> _Task statement_
Below is a block of records; return all of them exactly, but without the images.

— Start Data to process —

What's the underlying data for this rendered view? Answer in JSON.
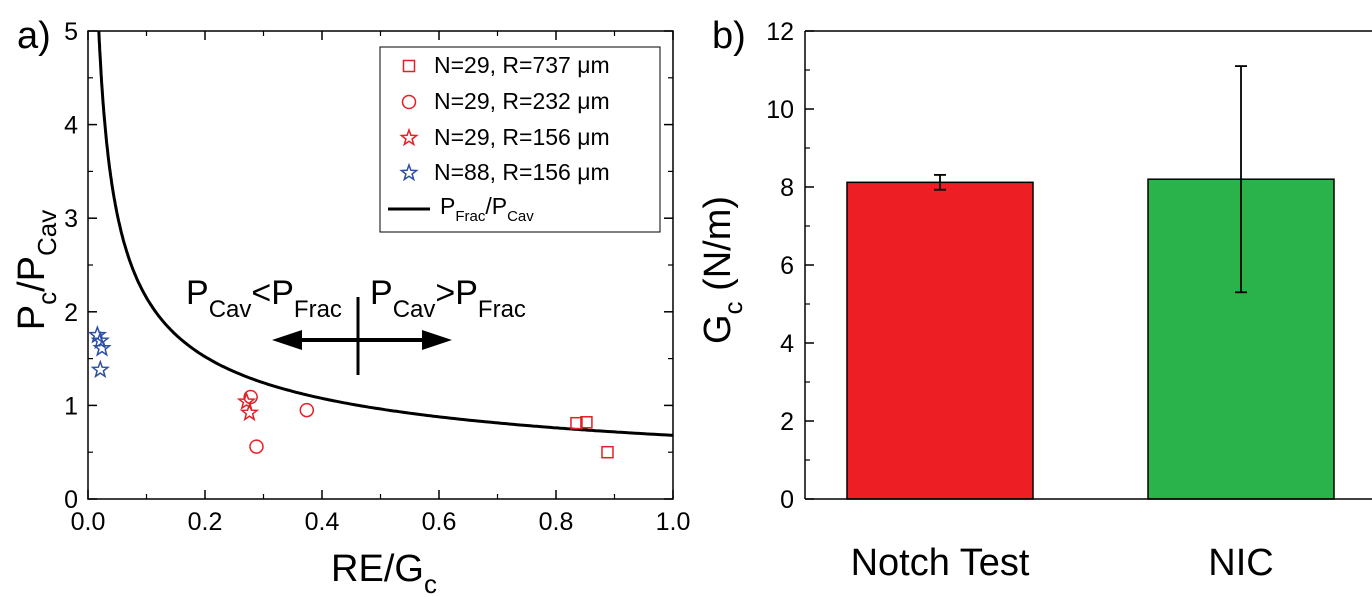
{
  "figure": {
    "panel_a_label": "a)",
    "panel_b_label": "b)"
  },
  "chart_data": [
    {
      "type": "scatter",
      "panel": "a",
      "xlabel": {
        "main": "RE/G",
        "sub": "c"
      },
      "ylabel": {
        "p1": "P",
        "s1": "c",
        "mid": "/P",
        "s2": "Cav"
      },
      "xlim": [
        0,
        1.0
      ],
      "ylim": [
        0,
        5
      ],
      "xticks": [
        "0.0",
        "0.2",
        "0.4",
        "0.6",
        "0.8",
        "1.0"
      ],
      "yticks": [
        "0",
        "1",
        "2",
        "3",
        "4",
        "5"
      ],
      "legend_position": "top-right",
      "annotation": {
        "left_text": {
          "p1": "P",
          "s1": "Cav",
          "op": "<P",
          "s2": "Frac"
        },
        "right_text": {
          "p1": "P",
          "s1": "Cav",
          "op": ">P",
          "s2": "Frac"
        }
      },
      "series": [
        {
          "name": "N=29, R=737 μm",
          "marker": "square",
          "color": "#e41f26",
          "points": [
            [
              0.835,
              0.81
            ],
            [
              0.852,
              0.82
            ],
            [
              0.888,
              0.5
            ]
          ]
        },
        {
          "name": "N=29, R=232 μm",
          "marker": "circle",
          "color": "#e41f26",
          "points": [
            [
              0.278,
              1.09
            ],
            [
              0.288,
              0.56
            ],
            [
              0.374,
              0.95
            ]
          ]
        },
        {
          "name": "N=29, R=156 μm",
          "marker": "star",
          "color": "#e41f26",
          "points": [
            [
              0.271,
              1.04
            ],
            [
              0.276,
              0.92
            ]
          ]
        },
        {
          "name": "N=88, R=156 μm",
          "marker": "star",
          "color": "#2d4fa3",
          "points": [
            [
              0.016,
              1.75
            ],
            [
              0.021,
              1.69
            ],
            [
              0.024,
              1.61
            ],
            [
              0.021,
              1.38
            ]
          ]
        },
        {
          "name_parts": {
            "p1": "P",
            "s1": "Frac",
            "mid": "/P",
            "s2": "Cav"
          },
          "type": "line",
          "color": "#000000",
          "function": "Pfrac/Pcav = 0.68 / sqrt(x)",
          "x_range": [
            0.0185,
            1.0
          ]
        }
      ]
    },
    {
      "type": "bar",
      "panel": "b",
      "ylabel": {
        "main": "G",
        "sub": "c",
        "unit": " (N/m)"
      },
      "ylim": [
        0,
        12
      ],
      "yticks": [
        "0",
        "2",
        "4",
        "6",
        "8",
        "10",
        "12"
      ],
      "categories": [
        "Notch Test",
        "NIC"
      ],
      "values": [
        8.12,
        8.2
      ],
      "error_low": [
        7.93,
        5.3
      ],
      "error_high": [
        8.31,
        11.1
      ],
      "colors": [
        "#ed1f24",
        "#2ab34a"
      ]
    }
  ]
}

— End Data to process —

> _Solved exercise_
What's the underlying data for this rendered view? Answer in JSON.
{
  "figure": {
    "panel_a_label": "a)",
    "panel_b_label": "b)"
  },
  "chart_data": [
    {
      "type": "scatter",
      "panel": "a",
      "xlabel": {
        "main": "RE/G",
        "sub": "c"
      },
      "ylabel": {
        "p1": "P",
        "s1": "c",
        "mid": "/P",
        "s2": "Cav"
      },
      "xlim": [
        0,
        1.0
      ],
      "ylim": [
        0,
        5
      ],
      "xticks": [
        "0.0",
        "0.2",
        "0.4",
        "0.6",
        "0.8",
        "1.0"
      ],
      "yticks": [
        "0",
        "1",
        "2",
        "3",
        "4",
        "5"
      ],
      "legend_position": "top-right",
      "annotation": {
        "left_text": {
          "p1": "P",
          "s1": "Cav",
          "op": "<P",
          "s2": "Frac"
        },
        "right_text": {
          "p1": "P",
          "s1": "Cav",
          "op": ">P",
          "s2": "Frac"
        }
      },
      "series": [
        {
          "name": "N=29, R=737 μm",
          "marker": "square",
          "color": "#e41f26",
          "points": [
            [
              0.835,
              0.81
            ],
            [
              0.852,
              0.82
            ],
            [
              0.888,
              0.5
            ]
          ]
        },
        {
          "name": "N=29, R=232 μm",
          "marker": "circle",
          "color": "#e41f26",
          "points": [
            [
              0.278,
              1.09
            ],
            [
              0.288,
              0.56
            ],
            [
              0.374,
              0.95
            ]
          ]
        },
        {
          "name": "N=29, R=156 μm",
          "marker": "star",
          "color": "#e41f26",
          "points": [
            [
              0.271,
              1.04
            ],
            [
              0.276,
              0.92
            ]
          ]
        },
        {
          "name": "N=88, R=156 μm",
          "marker": "star",
          "color": "#2d4fa3",
          "points": [
            [
              0.016,
              1.75
            ],
            [
              0.021,
              1.69
            ],
            [
              0.024,
              1.61
            ],
            [
              0.021,
              1.38
            ]
          ]
        },
        {
          "name_parts": {
            "p1": "P",
            "s1": "Frac",
            "mid": "/P",
            "s2": "Cav"
          },
          "type": "line",
          "color": "#000000",
          "function": "Pfrac/Pcav = 0.68 / sqrt(x)",
          "x_range": [
            0.0185,
            1.0
          ]
        }
      ]
    },
    {
      "type": "bar",
      "panel": "b",
      "ylabel": {
        "main": "G",
        "sub": "c",
        "unit": " (N/m)"
      },
      "ylim": [
        0,
        12
      ],
      "yticks": [
        "0",
        "2",
        "4",
        "6",
        "8",
        "10",
        "12"
      ],
      "categories": [
        "Notch Test",
        "NIC"
      ],
      "values": [
        8.12,
        8.2
      ],
      "error_low": [
        7.93,
        5.3
      ],
      "error_high": [
        8.31,
        11.1
      ],
      "colors": [
        "#ed1f24",
        "#2ab34a"
      ]
    }
  ]
}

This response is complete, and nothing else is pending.